Work to do
Reproduce this listing in full.

------------------------------

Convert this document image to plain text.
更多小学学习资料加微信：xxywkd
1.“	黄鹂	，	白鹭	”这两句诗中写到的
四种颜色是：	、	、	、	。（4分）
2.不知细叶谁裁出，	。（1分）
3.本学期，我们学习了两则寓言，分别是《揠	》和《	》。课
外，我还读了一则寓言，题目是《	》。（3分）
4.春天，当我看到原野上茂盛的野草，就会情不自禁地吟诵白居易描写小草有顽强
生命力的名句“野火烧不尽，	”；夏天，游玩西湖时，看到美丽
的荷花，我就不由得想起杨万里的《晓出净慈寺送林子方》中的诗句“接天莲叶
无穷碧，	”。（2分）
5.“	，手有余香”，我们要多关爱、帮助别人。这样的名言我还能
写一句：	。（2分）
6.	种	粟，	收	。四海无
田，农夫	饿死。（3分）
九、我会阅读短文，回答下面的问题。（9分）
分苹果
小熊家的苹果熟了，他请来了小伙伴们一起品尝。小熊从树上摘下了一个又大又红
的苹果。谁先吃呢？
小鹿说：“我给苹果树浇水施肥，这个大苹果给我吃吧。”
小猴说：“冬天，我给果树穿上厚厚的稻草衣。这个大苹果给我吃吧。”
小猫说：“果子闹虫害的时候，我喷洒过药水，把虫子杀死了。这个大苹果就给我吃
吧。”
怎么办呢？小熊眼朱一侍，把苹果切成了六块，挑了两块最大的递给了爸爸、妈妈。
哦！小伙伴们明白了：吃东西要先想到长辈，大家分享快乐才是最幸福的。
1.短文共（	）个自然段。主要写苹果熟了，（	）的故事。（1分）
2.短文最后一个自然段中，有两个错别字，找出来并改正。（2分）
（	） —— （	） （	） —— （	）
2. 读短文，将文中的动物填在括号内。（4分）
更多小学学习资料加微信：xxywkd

------------------------------

The output
Convert this document image to plain text.
更多小学学习资料加微信：xxywkd
1.“	黄鹂	，	白鹭	”这两句诗中写到的
四种颜色是：	、	、	、	。（4分）
2.不知细叶谁裁出，	。（1分）
3.本学期，我们学习了两则寓言，分别是《揠	》和《	》。课
外，我还读了一则寓言，题目是《	》。（3分）
4.春天，当我看到原野上茂盛的野草，就会情不自禁地吟诵白居易描写小草有顽强
生命力的名句“野火烧不尽，	”；夏天，游玩西湖时，看到美丽
的荷花，我就不由得想起杨万里的《晓出净慈寺送林子方》中的诗句“接天莲叶
无穷碧，	”。（2分）
5.“	，手有余香”，我们要多关爱、帮助别人。这样的名言我还能
写一句：	。（2分）
6.	种	粟，	收	。四海无
田，农夫	饿死。（3分）
九、我会阅读短文，回答下面的问题。（9分）
分苹果
小熊家的苹果熟了，他请来了小伙伴们一起品尝。小熊从树上摘下了一个又大又红
的苹果。谁先吃呢？
小鹿说：“我给苹果树浇水施肥，这个大苹果给我吃吧。”
小猴说：“冬天，我给果树穿上厚厚的稻草衣。这个大苹果给我吃吧。”
小猫说：“果子闹虫害的时候，我喷洒过药水，把虫子杀死了。这个大苹果就给我吃
吧。”
怎么办呢？小熊眼朱一侍，把苹果切成了六块，挑了两块最大的递给了爸爸、妈妈。
哦！小伙伴们明白了：吃东西要先想到长辈，大家分享快乐才是最幸福的。
1.短文共（	）个自然段。主要写苹果熟了，（	）的故事。（1分）
2.短文最后一个自然段中，有两个错别字，找出来并改正。（2分）
（	） —— （	） （	） —— （	）
2. 读短文，将文中的动物填在括号内。（4分）
更多小学学习资料加微信：xxywkd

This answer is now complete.